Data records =
++++

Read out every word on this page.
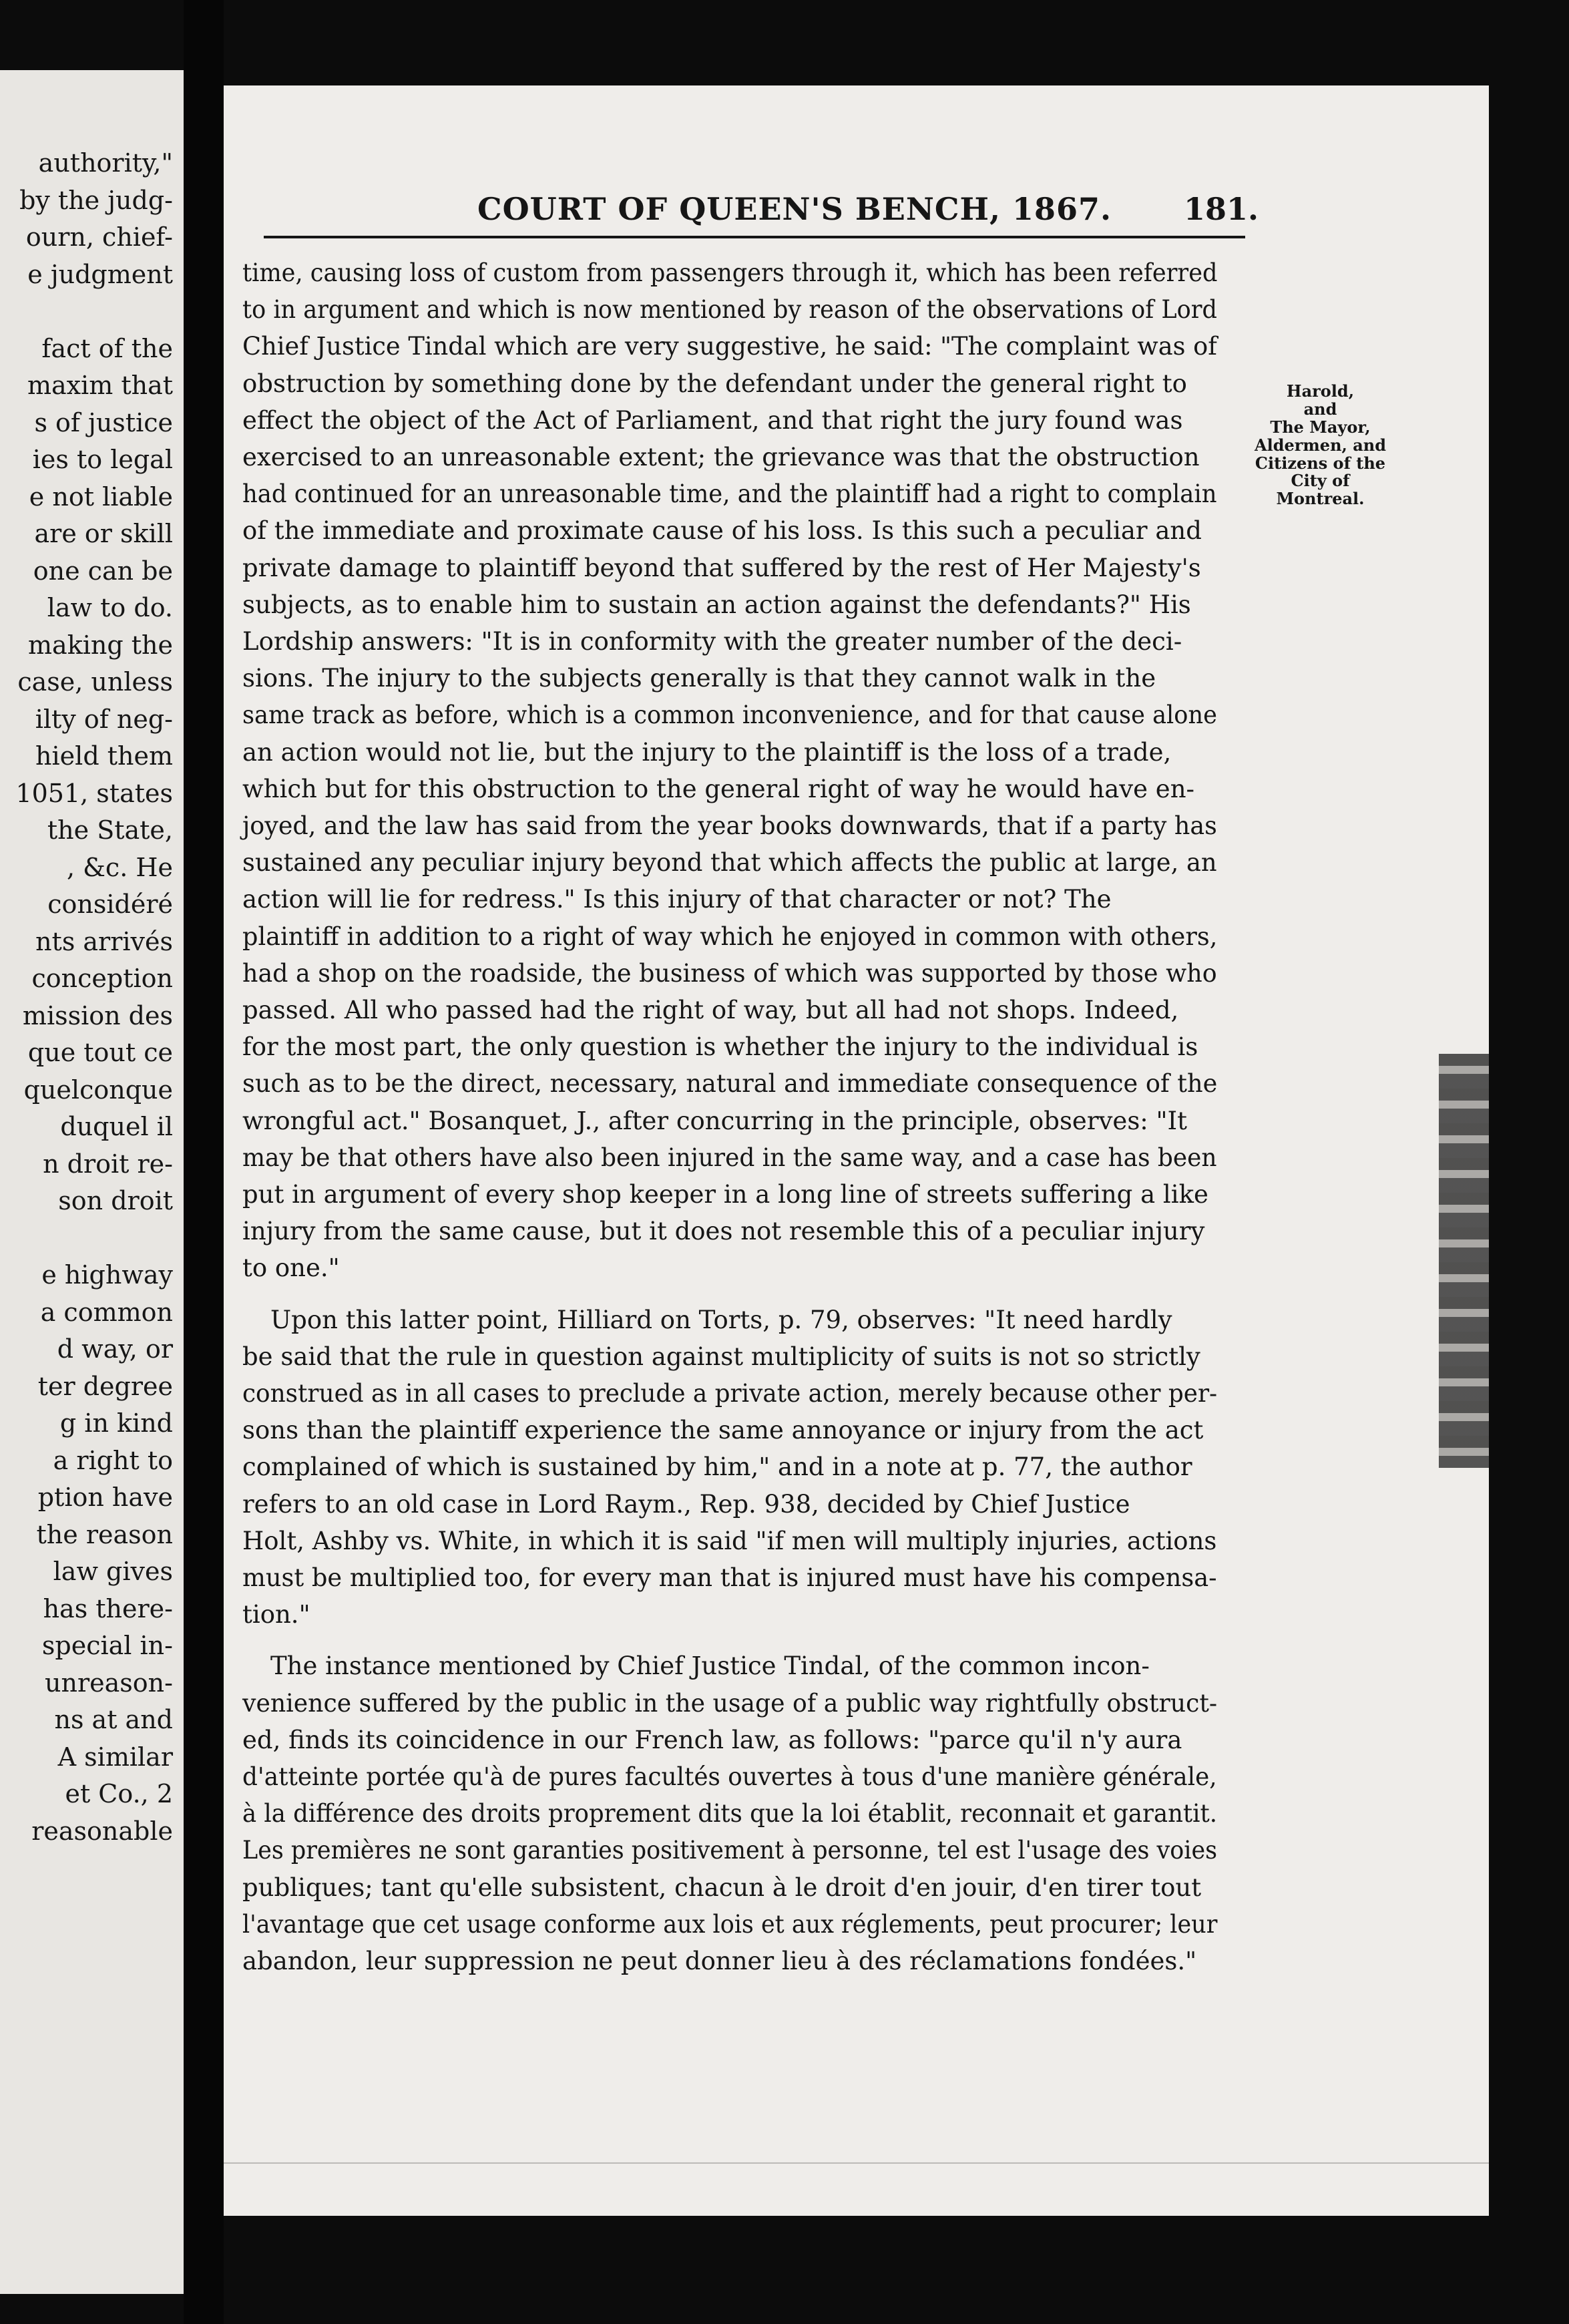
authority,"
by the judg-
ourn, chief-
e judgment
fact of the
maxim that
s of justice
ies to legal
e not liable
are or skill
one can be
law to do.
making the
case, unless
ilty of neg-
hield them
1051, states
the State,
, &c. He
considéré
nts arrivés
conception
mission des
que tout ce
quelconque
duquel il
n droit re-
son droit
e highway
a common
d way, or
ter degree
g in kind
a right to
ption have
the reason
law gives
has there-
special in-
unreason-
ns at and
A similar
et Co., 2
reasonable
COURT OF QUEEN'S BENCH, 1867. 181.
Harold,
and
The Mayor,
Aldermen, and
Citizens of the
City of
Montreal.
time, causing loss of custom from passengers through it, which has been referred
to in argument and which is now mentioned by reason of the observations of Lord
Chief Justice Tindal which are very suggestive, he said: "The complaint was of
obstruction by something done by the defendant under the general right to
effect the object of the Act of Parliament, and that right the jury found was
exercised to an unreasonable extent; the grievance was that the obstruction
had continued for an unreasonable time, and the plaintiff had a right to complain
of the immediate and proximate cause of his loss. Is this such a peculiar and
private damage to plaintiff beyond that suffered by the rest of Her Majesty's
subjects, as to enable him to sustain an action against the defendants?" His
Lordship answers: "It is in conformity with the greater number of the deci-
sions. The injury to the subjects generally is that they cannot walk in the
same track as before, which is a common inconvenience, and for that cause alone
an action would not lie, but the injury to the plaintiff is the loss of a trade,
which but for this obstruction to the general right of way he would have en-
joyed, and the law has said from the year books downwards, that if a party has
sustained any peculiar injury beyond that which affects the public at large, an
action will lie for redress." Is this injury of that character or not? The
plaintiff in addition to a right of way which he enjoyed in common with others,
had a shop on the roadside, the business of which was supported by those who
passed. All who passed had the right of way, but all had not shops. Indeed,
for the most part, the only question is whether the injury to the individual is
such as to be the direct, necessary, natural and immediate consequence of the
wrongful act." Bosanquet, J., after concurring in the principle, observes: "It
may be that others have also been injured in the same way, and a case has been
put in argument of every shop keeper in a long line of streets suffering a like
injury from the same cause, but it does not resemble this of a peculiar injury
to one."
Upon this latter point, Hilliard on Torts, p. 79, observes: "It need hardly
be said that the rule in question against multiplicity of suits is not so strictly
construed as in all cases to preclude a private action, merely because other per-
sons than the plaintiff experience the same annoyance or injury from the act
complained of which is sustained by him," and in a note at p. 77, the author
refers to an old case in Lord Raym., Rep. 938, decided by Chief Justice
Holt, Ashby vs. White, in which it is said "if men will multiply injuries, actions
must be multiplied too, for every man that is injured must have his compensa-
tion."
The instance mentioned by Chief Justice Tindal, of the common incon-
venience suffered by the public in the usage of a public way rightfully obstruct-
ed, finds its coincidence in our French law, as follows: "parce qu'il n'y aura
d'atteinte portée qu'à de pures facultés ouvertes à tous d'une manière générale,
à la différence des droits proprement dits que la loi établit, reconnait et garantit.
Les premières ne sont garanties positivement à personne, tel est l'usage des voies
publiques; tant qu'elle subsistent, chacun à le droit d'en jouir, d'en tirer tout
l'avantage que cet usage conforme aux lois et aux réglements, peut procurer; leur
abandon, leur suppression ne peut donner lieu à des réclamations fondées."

++++

What you need to do = Search the data above for the string "same" and return every line that has it.

Right answer =
same track as before, which is a common inconvenience, and for that cause alone
may be that others have also been injured in the same way, and a case has been
injury from the same cause, but it does not resemble this of a peculiar injury
sons than the plaintiff experience the same annoyance or injury from the act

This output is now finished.